*WHAT THE TASK REQUIRES:*
Output each entry below as it stands, leaving out every picture.

^^^^^^^^^^^^^^^^

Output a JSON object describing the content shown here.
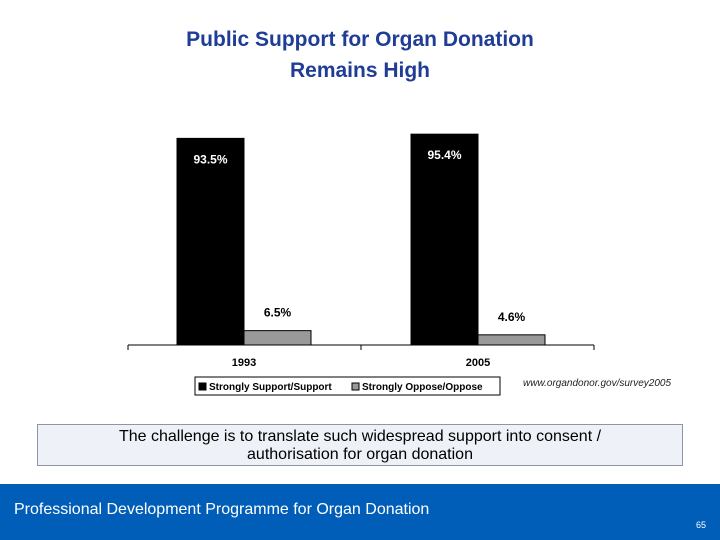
{
  "slide": {
    "title_line1": "Public Support for Organ Donation",
    "title_line2": "Remains High",
    "source": "www.organdonor.gov/survey2005",
    "callout_line1": "The challenge is to translate such widespread support into consent /",
    "callout_line2": "authorisation for organ donation",
    "footer_title": "Professional Development Programme for Organ Donation",
    "page_number": "65"
  },
  "chart_data": {
    "type": "bar",
    "categories": [
      "1993",
      "2005"
    ],
    "series": [
      {
        "name": "Strongly Support/Support",
        "values": [
          93.5,
          95.4
        ],
        "labels": [
          "93.5%",
          "95.4%"
        ],
        "color": "#000000"
      },
      {
        "name": "Strongly Oppose/Oppose",
        "values": [
          6.5,
          4.6
        ],
        "labels": [
          "6.5%",
          "4.6%"
        ],
        "color": "#999999"
      }
    ],
    "ylim": [
      0,
      100
    ],
    "legend_position": "bottom",
    "grid": false
  },
  "colors": {
    "title": "#1f3c96",
    "footer_bg": "#005eb8",
    "callout_bg": "#eef1f8"
  }
}
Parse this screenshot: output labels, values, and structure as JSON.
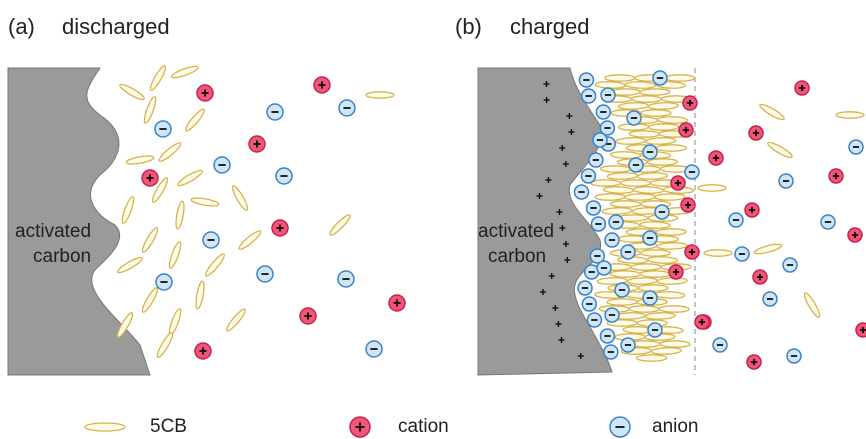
{
  "panels": [
    {
      "label": "(a)",
      "title": "discharged",
      "electrode_label": [
        "activated",
        "carbon"
      ]
    },
    {
      "label": "(b)",
      "title": "charged",
      "electrode_label": [
        "activated",
        "carbon"
      ]
    }
  ],
  "legend": [
    {
      "label": "5CB"
    },
    {
      "label": "cation"
    },
    {
      "label": "anion"
    }
  ]
}
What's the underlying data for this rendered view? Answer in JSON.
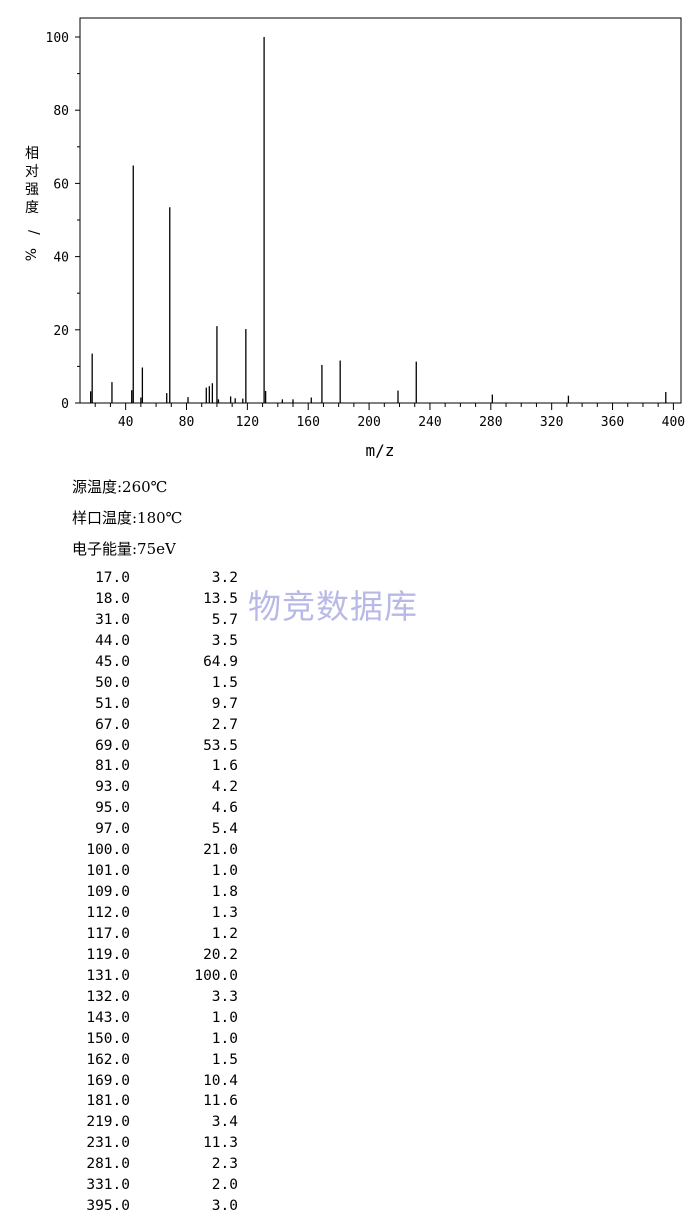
{
  "chart_data": {
    "type": "bar",
    "xlabel": "m/z",
    "ylabel": "相对强度/%",
    "xlim": [
      10,
      405
    ],
    "ylim": [
      0,
      105
    ],
    "x_ticks": [
      40,
      80,
      120,
      160,
      200,
      240,
      280,
      320,
      360,
      400
    ],
    "y_ticks": [
      0,
      20,
      40,
      60,
      80,
      100
    ],
    "x": [
      17,
      18,
      31,
      44,
      45,
      50,
      51,
      67,
      69,
      81,
      93,
      95,
      97,
      100,
      101,
      109,
      112,
      117,
      119,
      131,
      132,
      143,
      150,
      162,
      169,
      181,
      219,
      231,
      281,
      331,
      395
    ],
    "values": [
      3.2,
      13.5,
      5.7,
      3.5,
      64.9,
      1.5,
      9.7,
      2.7,
      53.5,
      1.6,
      4.2,
      4.6,
      5.4,
      21.0,
      1.0,
      1.8,
      1.3,
      1.2,
      20.2,
      100.0,
      3.3,
      1.0,
      1.0,
      1.5,
      10.4,
      11.6,
      3.4,
      11.3,
      2.3,
      2.0,
      3.0
    ]
  },
  "params": {
    "source_temp": "源温度:260℃",
    "sample_temp": "样口温度:180℃",
    "electron_energy": "电子能量:75eV"
  },
  "peaks": [
    {
      "mz": "17.0",
      "ab": "3.2"
    },
    {
      "mz": "18.0",
      "ab": "13.5"
    },
    {
      "mz": "31.0",
      "ab": "5.7"
    },
    {
      "mz": "44.0",
      "ab": "3.5"
    },
    {
      "mz": "45.0",
      "ab": "64.9"
    },
    {
      "mz": "50.0",
      "ab": "1.5"
    },
    {
      "mz": "51.0",
      "ab": "9.7"
    },
    {
      "mz": "67.0",
      "ab": "2.7"
    },
    {
      "mz": "69.0",
      "ab": "53.5"
    },
    {
      "mz": "81.0",
      "ab": "1.6"
    },
    {
      "mz": "93.0",
      "ab": "4.2"
    },
    {
      "mz": "95.0",
      "ab": "4.6"
    },
    {
      "mz": "97.0",
      "ab": "5.4"
    },
    {
      "mz": "100.0",
      "ab": "21.0"
    },
    {
      "mz": "101.0",
      "ab": "1.0"
    },
    {
      "mz": "109.0",
      "ab": "1.8"
    },
    {
      "mz": "112.0",
      "ab": "1.3"
    },
    {
      "mz": "117.0",
      "ab": "1.2"
    },
    {
      "mz": "119.0",
      "ab": "20.2"
    },
    {
      "mz": "131.0",
      "ab": "100.0"
    },
    {
      "mz": "132.0",
      "ab": "3.3"
    },
    {
      "mz": "143.0",
      "ab": "1.0"
    },
    {
      "mz": "150.0",
      "ab": "1.0"
    },
    {
      "mz": "162.0",
      "ab": "1.5"
    },
    {
      "mz": "169.0",
      "ab": "10.4"
    },
    {
      "mz": "181.0",
      "ab": "11.6"
    },
    {
      "mz": "219.0",
      "ab": "3.4"
    },
    {
      "mz": "231.0",
      "ab": "11.3"
    },
    {
      "mz": "281.0",
      "ab": "2.3"
    },
    {
      "mz": "331.0",
      "ab": "2.0"
    },
    {
      "mz": "395.0",
      "ab": "3.0"
    }
  ],
  "watermark": "物竞数据库"
}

^^^^^^^^^^^^^^^^

*ANSWER TO THE TASK:*
Output a JSON object describing the content shown here.
{
  "slide": {
    "title_line1": "Public Support for Organ Donation",
    "title_line2": "Remains High",
    "source": "www.organdonor.gov/survey2005",
    "callout_line1": "The challenge is to translate such widespread support into consent /",
    "callout_line2": "authorisation for organ donation",
    "footer_title": "Professional Development Programme for Organ Donation",
    "page_number": "65"
  },
  "chart_data": {
    "type": "bar",
    "categories": [
      "1993",
      "2005"
    ],
    "series": [
      {
        "name": "Strongly Support/Support",
        "values": [
          93.5,
          95.4
        ],
        "labels": [
          "93.5%",
          "95.4%"
        ],
        "color": "#000000"
      },
      {
        "name": "Strongly Oppose/Oppose",
        "values": [
          6.5,
          4.6
        ],
        "labels": [
          "6.5%",
          "4.6%"
        ],
        "color": "#999999"
      }
    ],
    "ylim": [
      0,
      100
    ],
    "legend_position": "bottom",
    "grid": false
  },
  "colors": {
    "title": "#1f3c96",
    "footer_bg": "#005eb8",
    "callout_bg": "#eef1f8"
  }
}
Parse this screenshot: output labels, values, and structure as JSON.
{
  "panels": [
    {
      "label": "(a)",
      "title": "discharged",
      "electrode_label": [
        "activated",
        "carbon"
      ]
    },
    {
      "label": "(b)",
      "title": "charged",
      "electrode_label": [
        "activated",
        "carbon"
      ]
    }
  ],
  "legend": [
    {
      "label": "5CB"
    },
    {
      "label": "cation"
    },
    {
      "label": "anion"
    }
  ]
}
What's the underlying data for this rendered view? Answer in JSON.
{
  "chart_data": {
    "type": "bar",
    "xlabel": "m/z",
    "ylabel": "相对强度/%",
    "xlim": [
      10,
      405
    ],
    "ylim": [
      0,
      105
    ],
    "x_ticks": [
      40,
      80,
      120,
      160,
      200,
      240,
      280,
      320,
      360,
      400
    ],
    "y_ticks": [
      0,
      20,
      40,
      60,
      80,
      100
    ],
    "x": [
      17,
      18,
      31,
      44,
      45,
      50,
      51,
      67,
      69,
      81,
      93,
      95,
      97,
      100,
      101,
      109,
      112,
      117,
      119,
      131,
      132,
      143,
      150,
      162,
      169,
      181,
      219,
      231,
      281,
      331,
      395
    ],
    "values": [
      3.2,
      13.5,
      5.7,
      3.5,
      64.9,
      1.5,
      9.7,
      2.7,
      53.5,
      1.6,
      4.2,
      4.6,
      5.4,
      21.0,
      1.0,
      1.8,
      1.3,
      1.2,
      20.2,
      100.0,
      3.3,
      1.0,
      1.0,
      1.5,
      10.4,
      11.6,
      3.4,
      11.3,
      2.3,
      2.0,
      3.0
    ]
  },
  "params": {
    "source_temp": "源温度:260℃",
    "sample_temp": "样口温度:180℃",
    "electron_energy": "电子能量:75eV"
  },
  "peaks": [
    {
      "mz": "17.0",
      "ab": "3.2"
    },
    {
      "mz": "18.0",
      "ab": "13.5"
    },
    {
      "mz": "31.0",
      "ab": "5.7"
    },
    {
      "mz": "44.0",
      "ab": "3.5"
    },
    {
      "mz": "45.0",
      "ab": "64.9"
    },
    {
      "mz": "50.0",
      "ab": "1.5"
    },
    {
      "mz": "51.0",
      "ab": "9.7"
    },
    {
      "mz": "67.0",
      "ab": "2.7"
    },
    {
      "mz": "69.0",
      "ab": "53.5"
    },
    {
      "mz": "81.0",
      "ab": "1.6"
    },
    {
      "mz": "93.0",
      "ab": "4.2"
    },
    {
      "mz": "95.0",
      "ab": "4.6"
    },
    {
      "mz": "97.0",
      "ab": "5.4"
    },
    {
      "mz": "100.0",
      "ab": "21.0"
    },
    {
      "mz": "101.0",
      "ab": "1.0"
    },
    {
      "mz": "109.0",
      "ab": "1.8"
    },
    {
      "mz": "112.0",
      "ab": "1.3"
    },
    {
      "mz": "117.0",
      "ab": "1.2"
    },
    {
      "mz": "119.0",
      "ab": "20.2"
    },
    {
      "mz": "131.0",
      "ab": "100.0"
    },
    {
      "mz": "132.0",
      "ab": "3.3"
    },
    {
      "mz": "143.0",
      "ab": "1.0"
    },
    {
      "mz": "150.0",
      "ab": "1.0"
    },
    {
      "mz": "162.0",
      "ab": "1.5"
    },
    {
      "mz": "169.0",
      "ab": "10.4"
    },
    {
      "mz": "181.0",
      "ab": "11.6"
    },
    {
      "mz": "219.0",
      "ab": "3.4"
    },
    {
      "mz": "231.0",
      "ab": "11.3"
    },
    {
      "mz": "281.0",
      "ab": "2.3"
    },
    {
      "mz": "331.0",
      "ab": "2.0"
    },
    {
      "mz": "395.0",
      "ab": "3.0"
    }
  ],
  "watermark": "物竞数据库"
}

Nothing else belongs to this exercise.